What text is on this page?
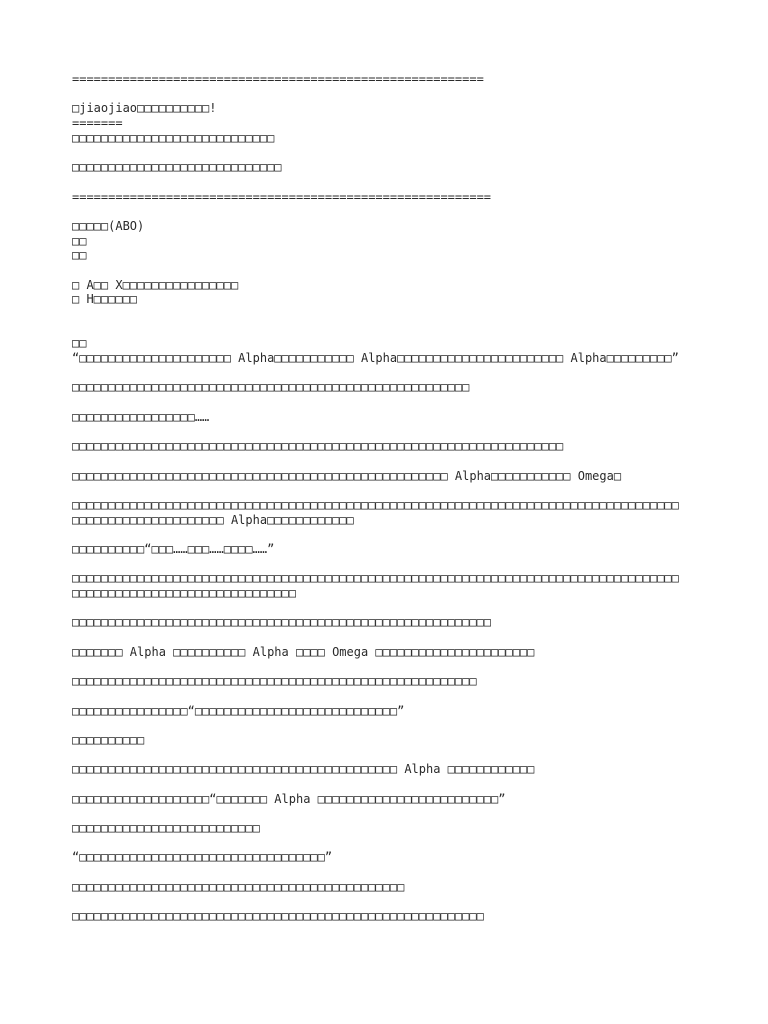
=========================================================
□jiaojiao□□□□□□□□□□!
=======
□□□□□□□□□□□□□□□□□□□□□□□□□□□□
□□□□□□□□□□□□□□□□□□□□□□□□□□□□□
==========================================================
□□□□□(ABO)
□□
□□
□ A□□ X□□□□□□□□□□□□□□□□
□ H□□□□□□
□□
“□□□□□□□□□□□□□□□□□□□□□ Alpha□□□□□□□□□□□ Alpha□□□□□□□□□□□□□□□□□□□□□□□ Alpha□□□□□□□□□”
□□□□□□□□□□□□□□□□□□□□□□□□□□□□□□□□□□□□□□□□□□□□□□□□□□□□□□□
□□□□□□□□□□□□□□□□□……
□□□□□□□□□□□□□□□□□□□□□□□□□□□□□□□□□□□□□□□□□□□□□□□□□□□□□□□□□□□□□□□□□□□□
□□□□□□□□□□□□□□□□□□□□□□□□□□□□□□□□□□□□□□□□□□□□□□□□□□□□ Alpha□□□□□□□□□□□ Omega□
□□□□□□□□□□□□□□□□□□□□□□□□□□□□□□□□□□□□□□□□□□□□□□□□□□□□□□□□□□□□□□□□□□□□□□□□□□□□□□□□□□□□
□□□□□□□□□□□□□□□□□□□□□ Alpha□□□□□□□□□□□□
□□□□□□□□□□“□□□……□□□……□□□□……”
□□□□□□□□□□□□□□□□□□□□□□□□□□□□□□□□□□□□□□□□□□□□□□□□□□□□□□□□□□□□□□□□□□□□□□□□□□□□□□□□□□□□
□□□□□□□□□□□□□□□□□□□□□□□□□□□□□□□
□□□□□□□□□□□□□□□□□□□□□□□□□□□□□□□□□□□□□□□□□□□□□□□□□□□□□□□□□□
□□□□□□□ Alpha □□□□□□□□□□ Alpha □□□□ Omega □□□□□□□□□□□□□□□□□□□□□□
□□□□□□□□□□□□□□□□□□□□□□□□□□□□□□□□□□□□□□□□□□□□□□□□□□□□□□□□
□□□□□□□□□□□□□□□□“□□□□□□□□□□□□□□□□□□□□□□□□□□□□”
□□□□□□□□□□
□□□□□□□□□□□□□□□□□□□□□□□□□□□□□□□□□□□□□□□□□□□□□ Alpha □□□□□□□□□□□□
□□□□□□□□□□□□□□□□□□□“□□□□□□□ Alpha □□□□□□□□□□□□□□□□□□□□□□□□□”
□□□□□□□□□□□□□□□□□□□□□□□□□□
“□□□□□□□□□□□□□□□□□□□□□□□□□□□□□□□□□□”
□□□□□□□□□□□□□□□□□□□□□□□□□□□□□□□□□□□□□□□□□□□□□□
□□□□□□□□□□□□□□□□□□□□□□□□□□□□□□□□□□□□□□□□□□□□□□□□□□□□□□□□□
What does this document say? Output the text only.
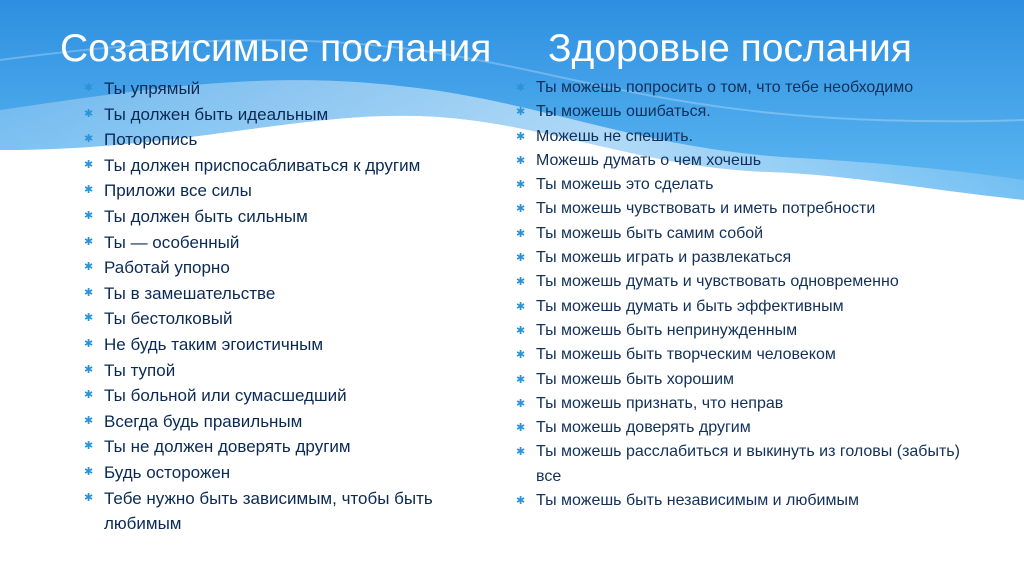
Созависимые послания Здоровые послания
✱ Ты упрямый
✱ Ты должен быть идеальным
✱ Поторопись
✱ Ты должен приспосабливаться к другим
✱ Приложи все силы
✱ Ты должен быть сильным
✱ Ты — особенный
✱ Работай упорно
✱ Ты в замешательстве
✱ Ты бестолковый
✱ Не будь таким эгоистичным
✱ Ты тупой
✱ Ты больной или сумасшедший
✱ Всегда будь правильным
✱ Ты не должен доверять другим
✱ Будь осторожен
✱ Тебе нужно быть зависимым, чтобы быть любимым
✱ Ты можешь попросить о том, что тебе необходимо
✱ Ты можешь ошибаться.
✱ Можешь не спешить.
✱ Можешь думать о чем хочешь
✱ Ты можешь это сделать
✱ Ты можешь чувствовать и иметь потребности
✱ Ты можешь быть самим собой
✱ Ты можешь играть и развлекаться
✱ Ты можешь думать и чувствовать одновременно
✱ Ты можешь думать и быть эффективным
✱ Ты можешь быть непринужденным
✱ Ты можешь быть творческим человеком
✱ Ты можешь быть хорошим
✱ Ты можешь признать, что неправ
✱ Ты можешь доверять другим
✱ Ты можешь расслабиться и выкинуть из головы (забыть) все
✱ Ты можешь быть независимым и любимым
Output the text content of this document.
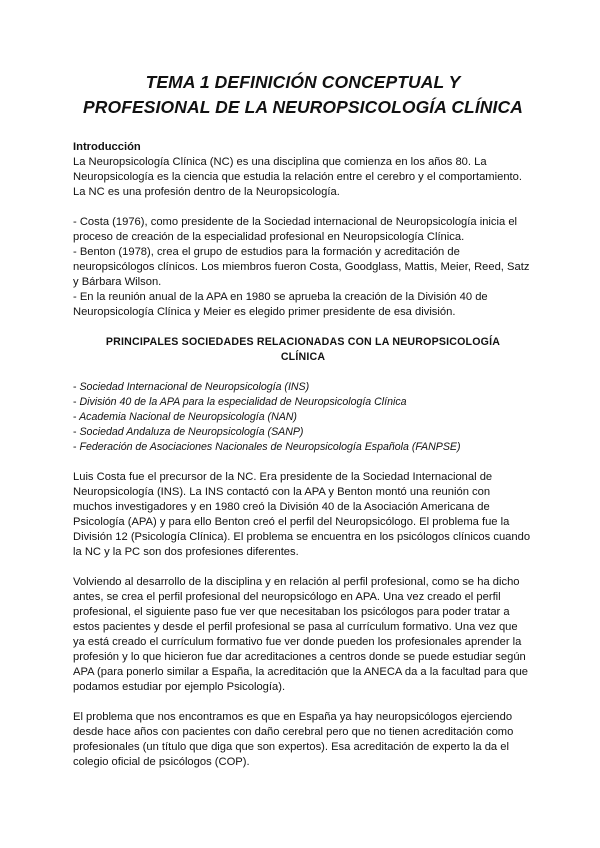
TEMA 1 DEFINICIÓN CONCEPTUAL Y
PROFESIONAL DE LA NEUROPSICOLOGÍA CLÍNICA
Introducción
La Neuropsicología Clínica (NC) es una disciplina que comienza en los años 80. La
Neuropsicología es la ciencia que estudia la relación entre el cerebro y el comportamiento.
La NC es una profesión dentro de la Neuropsicología.
- Costa (1976), como presidente de la Sociedad internacional de Neuropsicología inicia el
proceso de creación de la especialidad profesional en Neuropsicología Clínica.
- Benton (1978), crea el grupo de estudios para la formación y acreditación de
neuropsicólogos clínicos. Los miembros fueron Costa, Goodglass, Mattis, Meier, Reed, Satz
y Bárbara Wilson.
- En la reunión anual de la APA en 1980 se aprueba la creación de la División 40 de
Neuropsicología Clínica y Meier es elegido primer presidente de esa división.
PRINCIPALES SOCIEDADES RELACIONADAS CON LA NEUROPSICOLOGÍA
CLÍNICA
- Sociedad Internacional de Neuropsicología (INS)
- División 40 de la APA para la especialidad de Neuropsicología Clínica
- Academia Nacional de Neuropsicología (NAN)
- Sociedad Andaluza de Neuropsicología (SANP)
- Federación de Asociaciones Nacionales de Neuropsicología Española (FANPSE)
Luis Costa fue el precursor de la NC. Era presidente de la Sociedad Internacional de
Neuropsicología (INS). La INS contactó con la APA y Benton montó una reunión con
muchos investigadores y en 1980 creó la División 40 de la Asociación Americana de
Psicología (APA) y para ello Benton creó el perfil del Neuropsicólogo. El problema fue la
División 12 (Psicología Clínica). El problema se encuentra en los psicólogos clínicos cuando
la NC y la PC son dos profesiones diferentes.
Volviendo al desarrollo de la disciplina y en relación al perfil profesional, como se ha dicho
antes, se crea el perfil profesional del neuropsicólogo en APA. Una vez creado el perfil
profesional, el siguiente paso fue ver que necesitaban los psicólogos para poder tratar a
estos pacientes y desde el perfil profesional se pasa al currículum formativo. Una vez que
ya está creado el currículum formativo fue ver donde pueden los profesionales aprender la
profesión y lo que hicieron fue dar acreditaciones a centros donde se puede estudiar según
APA (para ponerlo similar a España, la acreditación que la ANECA da a la facultad para que
podamos estudiar por ejemplo Psicología).
El problema que nos encontramos es que en España ya hay neuropsicólogos ejerciendo
desde hace años con pacientes con daño cerebral pero que no tienen acreditación como
profesionales (un título que diga que son expertos). Esa acreditación de experto la da el
colegio oficial de psicólogos (COP).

-*-

### [Short exercise]
Going through the records above, state how many lines carry "другим", with no other text.

### [Completed task]
3